(What this task involves)
Please reproduce these lines with "church-icon" swapped for "landmark-icon", keeping everything else the same and leaving out the pictures.

※

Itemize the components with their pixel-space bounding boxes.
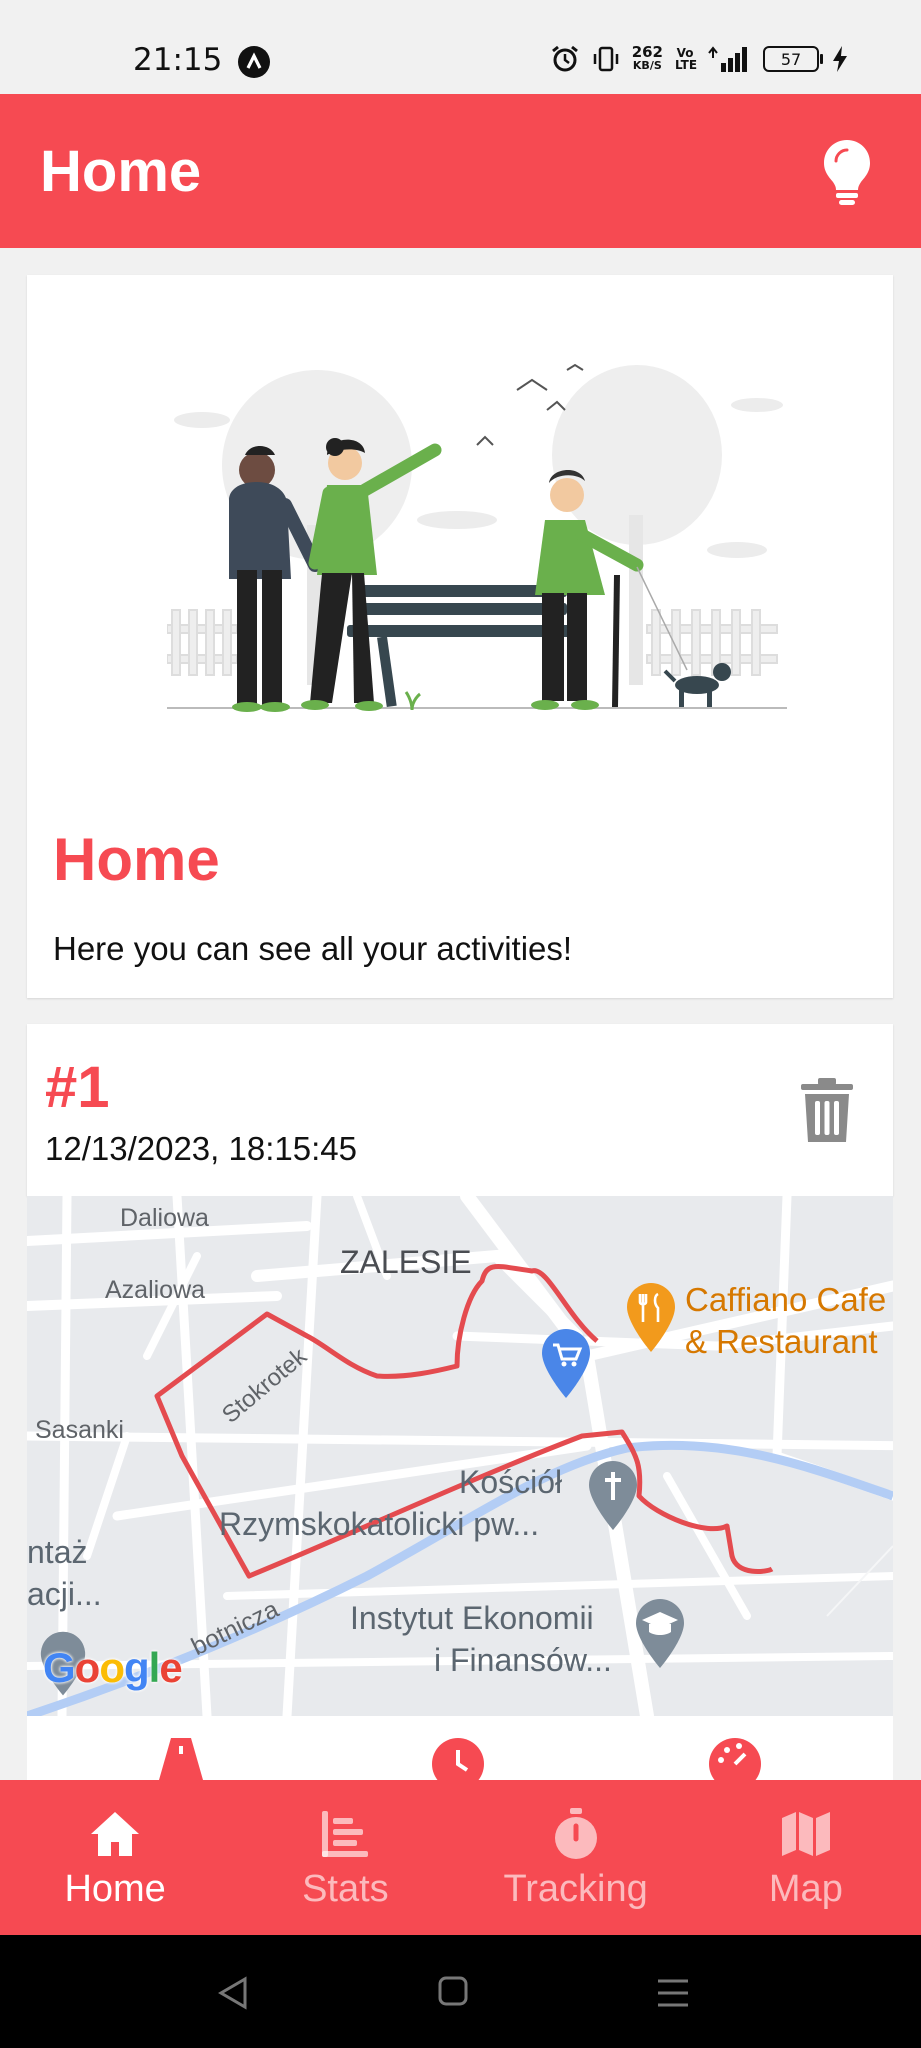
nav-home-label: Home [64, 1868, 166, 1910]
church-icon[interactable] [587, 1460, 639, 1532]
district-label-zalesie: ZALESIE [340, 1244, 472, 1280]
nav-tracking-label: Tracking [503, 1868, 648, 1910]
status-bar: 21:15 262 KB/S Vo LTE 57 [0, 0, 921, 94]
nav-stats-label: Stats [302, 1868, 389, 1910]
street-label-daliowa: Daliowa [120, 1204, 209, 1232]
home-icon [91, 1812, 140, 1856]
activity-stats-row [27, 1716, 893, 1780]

※

(Answer)
Itemize the components with their pixel-space bounding boxes.
nav-home-label: Home [64, 1868, 166, 1910]
landmark-icon[interactable] [587, 1460, 639, 1532]
district-label-zalesie: ZALESIE [340, 1244, 472, 1280]
nav-tracking-label: Tracking [503, 1868, 648, 1910]
status-bar: 21:15 262 KB/S Vo LTE 57 [0, 0, 921, 94]
nav-stats-label: Stats [302, 1868, 389, 1910]
street-label-daliowa: Daliowa [120, 1204, 209, 1232]
home-icon [91, 1812, 140, 1856]
activity-stats-row [27, 1716, 893, 1780]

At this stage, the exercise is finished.